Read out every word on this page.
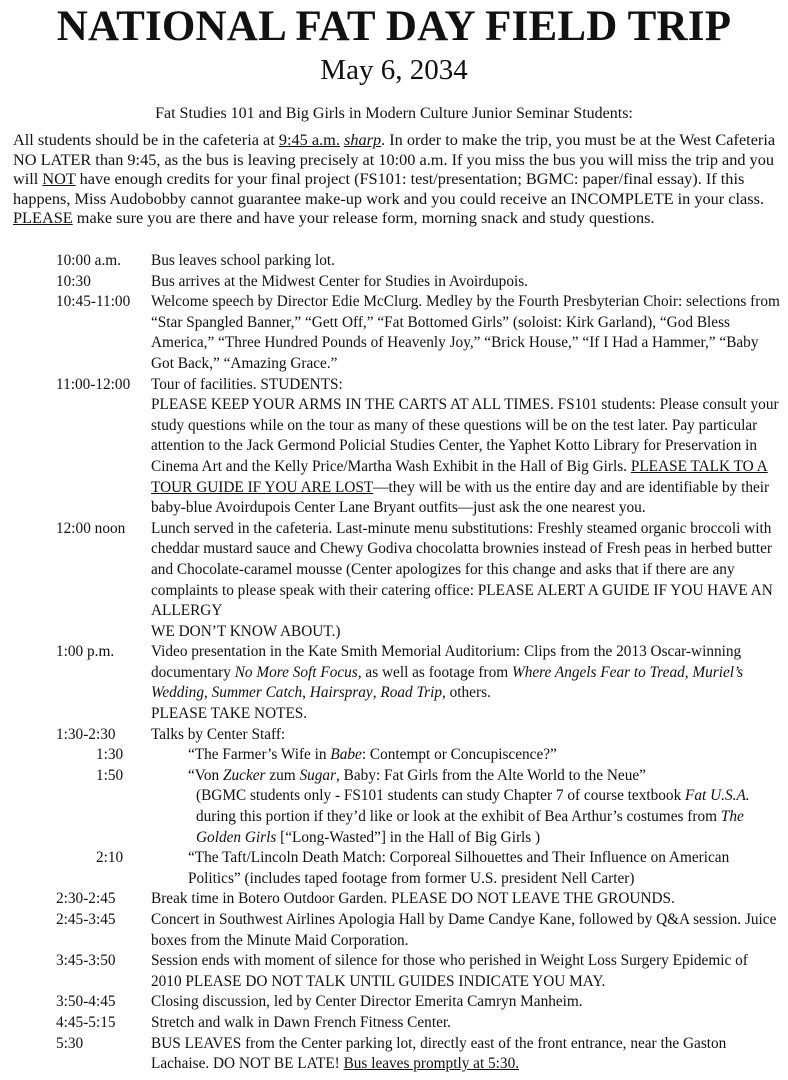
NATIONAL FAT DAY FIELD TRIP
May 6, 2034
Fat Studies 101 and Big Girls in Modern Culture Junior Seminar Students:

All students should be in the cafeteria at 9:45 a.m. sharp. In order to make the trip, you must be at the West Cafeteria NO LATER than 9:45, as the bus is leaving precisely at 10:00 a.m. If you miss the bus you will miss the trip and you will NOT have enough credits for your final project (FS101: test/presentation; BGMC: paper/final essay). If this happens, Miss Audobobby cannot guarantee make-up work and you could receive an INCOMPLETE in your class. PLEASE make sure you are there and have your release form, morning snack and study questions.

10:00 a.m.	Bus leaves school parking lot.
10:30	Bus arrives at the Midwest Center for Studies in Avoirdupois.
10:45-11:00	Welcome speech by Director Edie McClurg. Medley by the Fourth Presbyterian Choir: selections from “Star Spangled Banner,” “Gett Off,” “Fat Bottomed Girls” (soloist: Kirk Garland), “God Bless America,” “Three Hundred Pounds of Heavenly Joy,” “Brick House,” “If I Had a Hammer,” “Baby Got Back,” “Amazing Grace.”
11:00-12:00	Tour of facilities. STUDENTS:
PLEASE KEEP YOUR ARMS IN THE CARTS AT ALL TIMES. FS101 students: Please consult your study questions while on the tour as many of these questions will be on the test later. Pay particular attention to the Jack Germond Policial Studies Center, the Yaphet Kotto Library for Preservation in Cinema Art and the Kelly Price/Martha Wash Exhibit in the Hall of Big Girls. PLEASE TALK TO A TOUR GUIDE IF YOU ARE LOST—they will be with us the entire day and are identifiable by their baby-blue Avoirdupois Center Lane Bryant outfits—just ask the one nearest you.
12:00 noon	Lunch served in the cafeteria. Last-minute menu substitutions: Freshly steamed organic broccoli with cheddar mustard sauce and Chewy Godiva chocolatta brownies instead of Fresh peas in herbed butter and Chocolate-caramel mousse (Center apologizes for this change and asks that if there are any complaints to please speak with their catering office: PLEASE ALERT A GUIDE IF YOU HAVE AN ALLERGY
WE DON’T KNOW ABOUT.)
1:00 p.m.	Video presentation in the Kate Smith Memorial Auditorium: Clips from the 2013 Oscar-winning documentary No More Soft Focus, as well as footage from Where Angels Fear to Tread, Muriel’s Wedding, Summer Catch, Hairspray, Road Trip, others.
PLEASE TAKE NOTES.
1:30-2:30	Talks by Center Staff:
1:30	“The Farmer’s Wife in Babe: Contempt or Concupiscence?”
1:50	“Von Zucker zum Sugar, Baby: Fat Girls from the Alte World to the Neue”
(BGMC students only - FS101 students can study Chapter 7 of course textbook Fat U.S.A. during this portion if they’d like or look at the exhibit of Bea Arthur’s costumes from The Golden Girls [“Long-Wasted”] in the Hall of Big Girls )
2:10	“The Taft/Lincoln Death Match: Corporeal Silhouettes and Their Influence on American Politics” (includes taped footage from former U.S. president Nell Carter)
2:30-2:45	Break time in Botero Outdoor Garden. PLEASE DO NOT LEAVE THE GROUNDS.
2:45-3:45	Concert in Southwest Airlines Apologia Hall by Dame Candye Kane, followed by Q&A session. Juice boxes from the Minute Maid Corporation.
3:45-3:50	Session ends with moment of silence for those who perished in Weight Loss Surgery Epidemic of 2010 PLEASE DO NOT TALK UNTIL GUIDES INDICATE YOU MAY.
3:50-4:45	Closing discussion, led by Center Director Emerita Camryn Manheim.
4:45-5:15	Stretch and walk in Dawn French Fitness Center.
5:30	BUS LEAVES from the Center parking lot, directly east of the front entrance, near the Gaston Lachaise. DO NOT BE LATE! Bus leaves promptly at 5:30.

++++++++++++++++++++

TASK BRIEF: All the lines above are to be reproduced exactly, except the pictures.

ANSWER TO THE TASK:
Read out every word on this page.
NATIONAL FAT DAY FIELD TRIP
May 6, 2034
Fat Studies 101 and Big Girls in Modern Culture Junior Seminar Students:

All students should be in the cafeteria at 9:45 a.m. sharp. In order to make the trip, you must be at the West Cafeteria NO LATER than 9:45, as the bus is leaving precisely at 10:00 a.m. If you miss the bus you will miss the trip and you will NOT have enough credits for your final project (FS101: test/presentation; BGMC: paper/final essay). If this happens, Miss Audobobby cannot guarantee make-up work and you could receive an INCOMPLETE in your class. PLEASE make sure you are there and have your release form, morning snack and study questions.

10:00 a.m.	Bus leaves school parking lot.
10:30	Bus arrives at the Midwest Center for Studies in Avoirdupois.
10:45-11:00	Welcome speech by Director Edie McClurg. Medley by the Fourth Presbyterian Choir: selections from “Star Spangled Banner,” “Gett Off,” “Fat Bottomed Girls” (soloist: Kirk Garland), “God Bless America,” “Three Hundred Pounds of Heavenly Joy,” “Brick House,” “If I Had a Hammer,” “Baby Got Back,” “Amazing Grace.”
11:00-12:00	Tour of facilities. STUDENTS:
PLEASE KEEP YOUR ARMS IN THE CARTS AT ALL TIMES. FS101 students: Please consult your study questions while on the tour as many of these questions will be on the test later. Pay particular attention to the Jack Germond Policial Studies Center, the Yaphet Kotto Library for Preservation in Cinema Art and the Kelly Price/Martha Wash Exhibit in the Hall of Big Girls. PLEASE TALK TO A TOUR GUIDE IF YOU ARE LOST—they will be with us the entire day and are identifiable by their baby-blue Avoirdupois Center Lane Bryant outfits—just ask the one nearest you.
12:00 noon	Lunch served in the cafeteria. Last-minute menu substitutions: Freshly steamed organic broccoli with cheddar mustard sauce and Chewy Godiva chocolatta brownies instead of Fresh peas in herbed butter and Chocolate-caramel mousse (Center apologizes for this change and asks that if there are any complaints to please speak with their catering office: PLEASE ALERT A GUIDE IF YOU HAVE AN ALLERGY
WE DON’T KNOW ABOUT.)
1:00 p.m.	Video presentation in the Kate Smith Memorial Auditorium: Clips from the 2013 Oscar-winning documentary No More Soft Focus, as well as footage from Where Angels Fear to Tread, Muriel’s Wedding, Summer Catch, Hairspray, Road Trip, others.
PLEASE TAKE NOTES.
1:30-2:30	Talks by Center Staff:
1:30	“The Farmer’s Wife in Babe: Contempt or Concupiscence?”
1:50	“Von Zucker zum Sugar, Baby: Fat Girls from the Alte World to the Neue”
(BGMC students only - FS101 students can study Chapter 7 of course textbook Fat U.S.A. during this portion if they’d like or look at the exhibit of Bea Arthur’s costumes from The Golden Girls [“Long-Wasted”] in the Hall of Big Girls )
2:10	“The Taft/Lincoln Death Match: Corporeal Silhouettes and Their Influence on American Politics” (includes taped footage from former U.S. president Nell Carter)
2:30-2:45	Break time in Botero Outdoor Garden. PLEASE DO NOT LEAVE THE GROUNDS.
2:45-3:45	Concert in Southwest Airlines Apologia Hall by Dame Candye Kane, followed by Q&A session. Juice boxes from the Minute Maid Corporation.
3:45-3:50	Session ends with moment of silence for those who perished in Weight Loss Surgery Epidemic of 2010 PLEASE DO NOT TALK UNTIL GUIDES INDICATE YOU MAY.
3:50-4:45	Closing discussion, led by Center Director Emerita Camryn Manheim.
4:45-5:15	Stretch and walk in Dawn French Fitness Center.
5:30	BUS LEAVES from the Center parking lot, directly east of the front entrance, near the Gaston Lachaise. DO NOT BE LATE! Bus leaves promptly at 5:30.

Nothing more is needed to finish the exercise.